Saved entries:
+ + + + + + +

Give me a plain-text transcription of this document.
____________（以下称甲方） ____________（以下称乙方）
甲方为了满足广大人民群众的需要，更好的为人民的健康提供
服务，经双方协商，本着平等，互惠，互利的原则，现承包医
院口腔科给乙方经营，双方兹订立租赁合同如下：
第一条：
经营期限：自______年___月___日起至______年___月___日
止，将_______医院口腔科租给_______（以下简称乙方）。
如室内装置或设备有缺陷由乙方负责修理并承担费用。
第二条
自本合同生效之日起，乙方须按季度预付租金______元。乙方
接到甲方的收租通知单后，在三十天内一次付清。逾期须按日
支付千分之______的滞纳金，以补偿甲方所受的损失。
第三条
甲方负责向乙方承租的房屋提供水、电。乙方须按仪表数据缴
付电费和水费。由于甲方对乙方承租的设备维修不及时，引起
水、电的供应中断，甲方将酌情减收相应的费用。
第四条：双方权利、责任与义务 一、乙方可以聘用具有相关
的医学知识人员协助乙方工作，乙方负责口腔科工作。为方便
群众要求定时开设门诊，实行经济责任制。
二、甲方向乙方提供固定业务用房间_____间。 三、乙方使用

+ + + + + + +

From the listing above, extract all records word for word.

◆ Full solution
Give me a plain-text transcription of this document.
____________（以下称甲方） ____________（以下称乙方）
甲方为了满足广大人民群众的需要，更好的为人民的健康提供
服务，经双方协商，本着平等，互惠，互利的原则，现承包医
院口腔科给乙方经营，双方兹订立租赁合同如下：
第一条：
经营期限：自______年___月___日起至______年___月___日
止，将_______医院口腔科租给_______（以下简称乙方）。
如室内装置或设备有缺陷由乙方负责修理并承担费用。
第二条
自本合同生效之日起，乙方须按季度预付租金______元。乙方
接到甲方的收租通知单后，在三十天内一次付清。逾期须按日
支付千分之______的滞纳金，以补偿甲方所受的损失。
第三条
甲方负责向乙方承租的房屋提供水、电。乙方须按仪表数据缴
付电费和水费。由于甲方对乙方承租的设备维修不及时，引起
水、电的供应中断，甲方将酌情减收相应的费用。
第四条：双方权利、责任与义务 一、乙方可以聘用具有相关
的医学知识人员协助乙方工作，乙方负责口腔科工作。为方便
群众要求定时开设门诊，实行经济责任制。
二、甲方向乙方提供固定业务用房间_____间。 三、乙方使用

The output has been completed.